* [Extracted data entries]
━━━━

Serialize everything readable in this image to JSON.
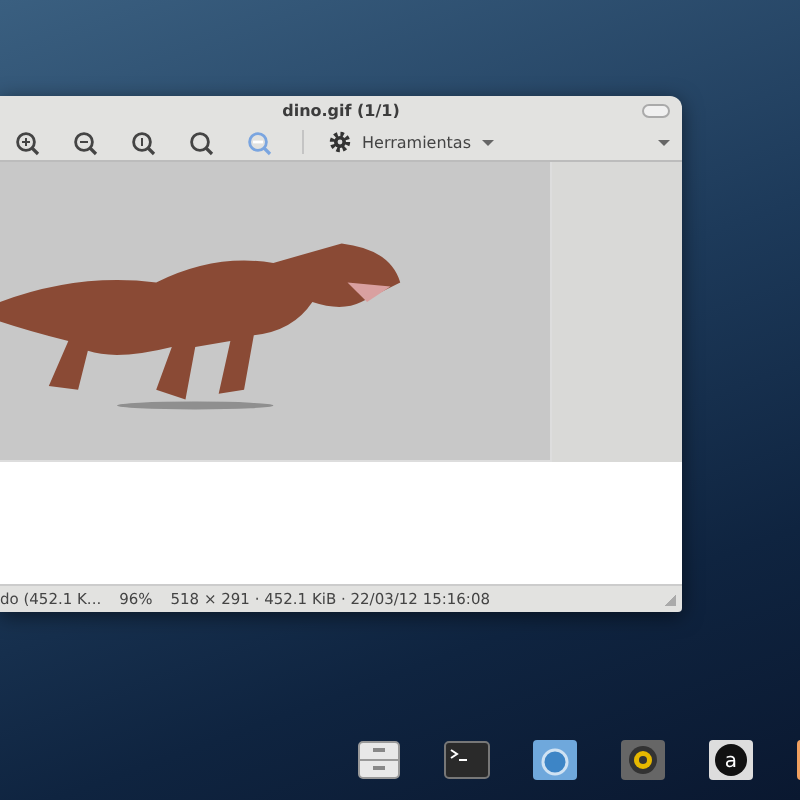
{
  "window": {
    "title": "dino.gif (1/1)"
  },
  "toolbar": {
    "tools": [
      {
        "kind": "zoom-in",
        "selected": false
      },
      {
        "kind": "zoom-out",
        "selected": false
      },
      {
        "kind": "zoom-original",
        "selected": false
      },
      {
        "kind": "zoom-fit",
        "selected": false
      },
      {
        "kind": "zoom-selection",
        "selected": true
      }
    ],
    "menu": {
      "label": "Herramientas"
    }
  },
  "status_bar": {
    "file": "do (452.1 K...",
    "zoom": "96%",
    "info": "518 × 291 · 452.1 KiB · 22/03/12 15:16:08"
  },
  "dock": [
    {
      "kind": "files"
    },
    {
      "kind": "terminal"
    },
    {
      "kind": "browser"
    },
    {
      "kind": "audio"
    },
    {
      "kind": "font",
      "glyph": "a"
    },
    {
      "kind": "partial"
    }
  ]
}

━━━━

* [REQUIRED WORK] Extract the entries in full, exactly as they are, minus the pictures.

* [THE OUTPUT]
Serialize everything readable in this image to JSON.
{
  "window": {
    "title": "dino.gif (1/1)"
  },
  "toolbar": {
    "tools": [
      {
        "kind": "zoom-in",
        "selected": false
      },
      {
        "kind": "zoom-out",
        "selected": false
      },
      {
        "kind": "zoom-original",
        "selected": false
      },
      {
        "kind": "zoom-fit",
        "selected": false
      },
      {
        "kind": "zoom-selection",
        "selected": true
      }
    ],
    "menu": {
      "label": "Herramientas"
    }
  },
  "status_bar": {
    "file": "do (452.1 K...",
    "zoom": "96%",
    "info": "518 × 291 · 452.1 KiB · 22/03/12 15:16:08"
  },
  "dock": [
    {
      "kind": "files"
    },
    {
      "kind": "terminal"
    },
    {
      "kind": "browser"
    },
    {
      "kind": "audio"
    },
    {
      "kind": "font",
      "glyph": "a"
    },
    {
      "kind": "partial"
    }
  ]
}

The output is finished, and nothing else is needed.